- [INPUT ROWS]

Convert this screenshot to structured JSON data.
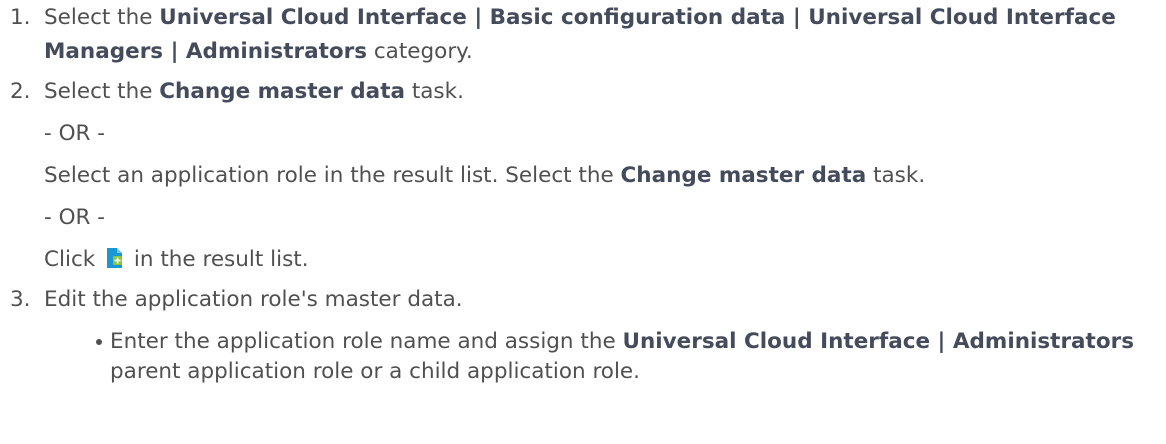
{
  "steps": [
    {
      "number": "1.",
      "pre": "Select the ",
      "bold": "Universal Cloud Interface | Basic configuration data | Universal Cloud Interface Managers | Administrators",
      "post": " category."
    },
    {
      "number": "2.",
      "line1": {
        "pre": "Select the ",
        "bold": "Change master data",
        "post": " task."
      },
      "or1": "- OR -",
      "line2": {
        "pre": "Select an application role in the result list. Select the ",
        "bold": "Change master data",
        "post": " task."
      },
      "or2": "- OR -",
      "line3": {
        "pre": "Click ",
        "post": " in the result list.",
        "icon": "add-document-icon"
      }
    },
    {
      "number": "3.",
      "text": "Edit the application role's master data.",
      "bullet": {
        "pre": "Enter the application role name and assign the ",
        "bold": "Universal Cloud Interface | Administrators",
        "post": " parent application role or a child application role."
      }
    }
  ],
  "colors": {
    "text": "#505050",
    "bold_text": "#444b5b",
    "icon_page": "#1a98d5",
    "icon_plus": "#8cc63f"
  }
}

- [DIRECTION] Set the entries down again exactly. Do not include the images.

- [ANSWER TO THIS EXERCISE]
Convert this screenshot to structured JSON data.
{
  "steps": [
    {
      "number": "1.",
      "pre": "Select the ",
      "bold": "Universal Cloud Interface | Basic configuration data | Universal Cloud Interface Managers | Administrators",
      "post": " category."
    },
    {
      "number": "2.",
      "line1": {
        "pre": "Select the ",
        "bold": "Change master data",
        "post": " task."
      },
      "or1": "- OR -",
      "line2": {
        "pre": "Select an application role in the result list. Select the ",
        "bold": "Change master data",
        "post": " task."
      },
      "or2": "- OR -",
      "line3": {
        "pre": "Click ",
        "post": " in the result list.",
        "icon": "add-document-icon"
      }
    },
    {
      "number": "3.",
      "text": "Edit the application role's master data.",
      "bullet": {
        "pre": "Enter the application role name and assign the ",
        "bold": "Universal Cloud Interface | Administrators",
        "post": " parent application role or a child application role."
      }
    }
  ],
  "colors": {
    "text": "#505050",
    "bold_text": "#444b5b",
    "icon_page": "#1a98d5",
    "icon_plus": "#8cc63f"
  }
}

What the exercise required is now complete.